Work to do: Below are some records; repeat them all exactly, minus the pictures.

— Begin Entries provided —

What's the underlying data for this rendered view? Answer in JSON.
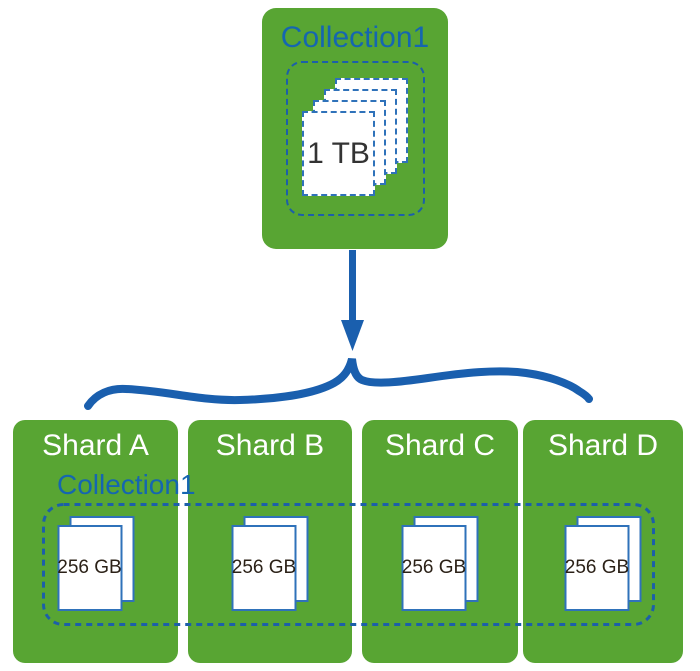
{
  "collection_box": {
    "label": "Collection1",
    "data_size": "1 TB"
  },
  "shards": {
    "collection_label": "Collection1",
    "items": [
      {
        "name": "Shard A",
        "data_size": "256 GB"
      },
      {
        "name": "Shard B",
        "data_size": "256 GB"
      },
      {
        "name": "Shard C",
        "data_size": "256 GB"
      },
      {
        "name": "Shard D",
        "data_size": "256 GB"
      }
    ]
  },
  "colors": {
    "box_green": "#58a533",
    "label_blue": "#1566b0",
    "stroke_blue": "#1a5fae",
    "dash_blue": "#1c5fa9",
    "page_border_blue": "#2f72ba",
    "tb_text": "#333333",
    "gb_text": "#2b2117"
  }
}
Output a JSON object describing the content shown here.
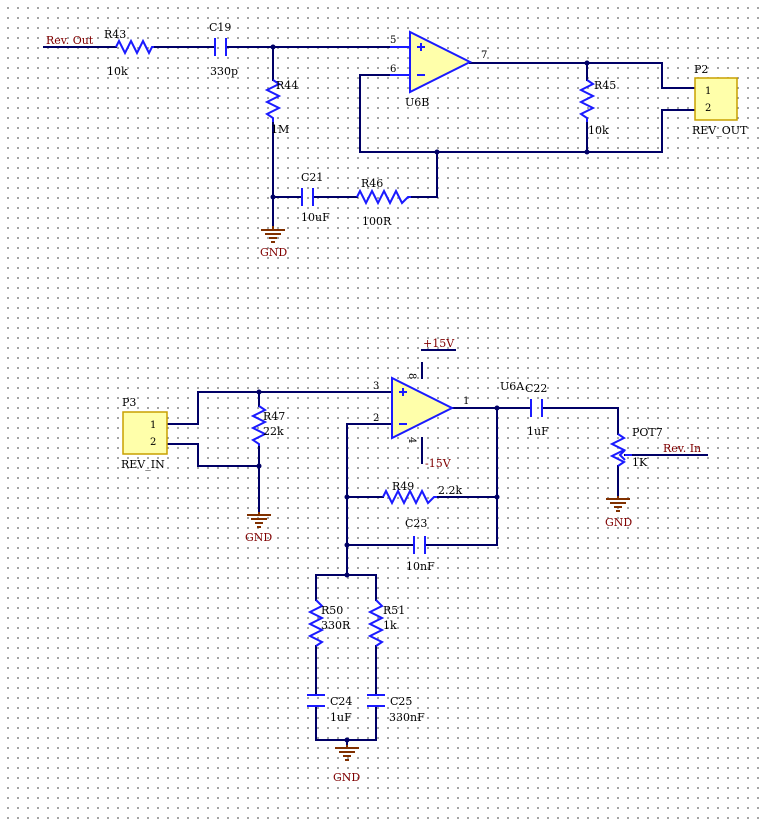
{
  "nets": {
    "rev_out_in": "Rev. Out",
    "rev_in_in": "Rev. In",
    "gnd": "GND",
    "vpos": "+15V",
    "vneg": "-15V"
  },
  "components": {
    "R43": {
      "ref": "R43",
      "value": "10k"
    },
    "C19": {
      "ref": "C19",
      "value": "330p"
    },
    "R44": {
      "ref": "R44",
      "value": "1M"
    },
    "U6B": {
      "ref": "U6B",
      "pin_plus": "5",
      "pin_minus": "6",
      "pin_out": "7"
    },
    "R45": {
      "ref": "R45",
      "value": "10k"
    },
    "C21": {
      "ref": "C21",
      "value": "10uF"
    },
    "R46": {
      "ref": "R46",
      "value": "100R"
    },
    "P2": {
      "ref": "P2",
      "name": "REV_OUT",
      "pin1": "1",
      "pin2": "2"
    },
    "P3": {
      "ref": "P3",
      "name": "REV_IN",
      "pin1": "1",
      "pin2": "2"
    },
    "R47": {
      "ref": "R47",
      "value": "22k"
    },
    "U6A": {
      "ref": "U6A",
      "pin_plus": "3",
      "pin_minus": "2",
      "pin_out": "1",
      "pin_vp": "8",
      "pin_vn": "4"
    },
    "C22": {
      "ref": "C22",
      "value": "1uF"
    },
    "POT7": {
      "ref": "POT7",
      "value": "1K"
    },
    "R49": {
      "ref": "R49",
      "value": "2.2k"
    },
    "C23": {
      "ref": "C23",
      "value": "10nF"
    },
    "R50": {
      "ref": "R50",
      "value": "330R"
    },
    "R51": {
      "ref": "R51",
      "value": "1k"
    },
    "C24": {
      "ref": "C24",
      "value": "1uF"
    },
    "C25": {
      "ref": "C25",
      "value": "330nF"
    }
  },
  "colors": {
    "wire": "#000066",
    "component": "#1a1aff",
    "ground": "#803000",
    "net_label": "#800000",
    "opamp_fill": "#ffffaa",
    "connector_border": "#c8a000"
  }
}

— End Entries provided —

Solution for this task:
What's the underlying data for this rendered view? Answer in JSON.
{
  "collection_box": {
    "label": "Collection1",
    "data_size": "1 TB"
  },
  "shards": {
    "collection_label": "Collection1",
    "items": [
      {
        "name": "Shard A",
        "data_size": "256 GB"
      },
      {
        "name": "Shard B",
        "data_size": "256 GB"
      },
      {
        "name": "Shard C",
        "data_size": "256 GB"
      },
      {
        "name": "Shard D",
        "data_size": "256 GB"
      }
    ]
  },
  "colors": {
    "box_green": "#58a533",
    "label_blue": "#1566b0",
    "stroke_blue": "#1a5fae",
    "dash_blue": "#1c5fa9",
    "page_border_blue": "#2f72ba",
    "tb_text": "#333333",
    "gb_text": "#2b2117"
  }
}
Output a JSON object describing the content shown here.
{
  "nets": {
    "rev_out_in": "Rev. Out",
    "rev_in_in": "Rev. In",
    "gnd": "GND",
    "vpos": "+15V",
    "vneg": "-15V"
  },
  "components": {
    "R43": {
      "ref": "R43",
      "value": "10k"
    },
    "C19": {
      "ref": "C19",
      "value": "330p"
    },
    "R44": {
      "ref": "R44",
      "value": "1M"
    },
    "U6B": {
      "ref": "U6B",
      "pin_plus": "5",
      "pin_minus": "6",
      "pin_out": "7"
    },
    "R45": {
      "ref": "R45",
      "value": "10k"
    },
    "C21": {
      "ref": "C21",
      "value": "10uF"
    },
    "R46": {
      "ref": "R46",
      "value": "100R"
    },
    "P2": {
      "ref": "P2",
      "name": "REV_OUT",
      "pin1": "1",
      "pin2": "2"
    },
    "P3": {
      "ref": "P3",
      "name": "REV_IN",
      "pin1": "1",
      "pin2": "2"
    },
    "R47": {
      "ref": "R47",
      "value": "22k"
    },
    "U6A": {
      "ref": "U6A",
      "pin_plus": "3",
      "pin_minus": "2",
      "pin_out": "1",
      "pin_vp": "8",
      "pin_vn": "4"
    },
    "C22": {
      "ref": "C22",
      "value": "1uF"
    },
    "POT7": {
      "ref": "POT7",
      "value": "1K"
    },
    "R49": {
      "ref": "R49",
      "value": "2.2k"
    },
    "C23": {
      "ref": "C23",
      "value": "10nF"
    },
    "R50": {
      "ref": "R50",
      "value": "330R"
    },
    "R51": {
      "ref": "R51",
      "value": "1k"
    },
    "C24": {
      "ref": "C24",
      "value": "1uF"
    },
    "C25": {
      "ref": "C25",
      "value": "330nF"
    }
  },
  "colors": {
    "wire": "#000066",
    "component": "#1a1aff",
    "ground": "#803000",
    "net_label": "#800000",
    "opamp_fill": "#ffffaa",
    "connector_border": "#c8a000"
  }
}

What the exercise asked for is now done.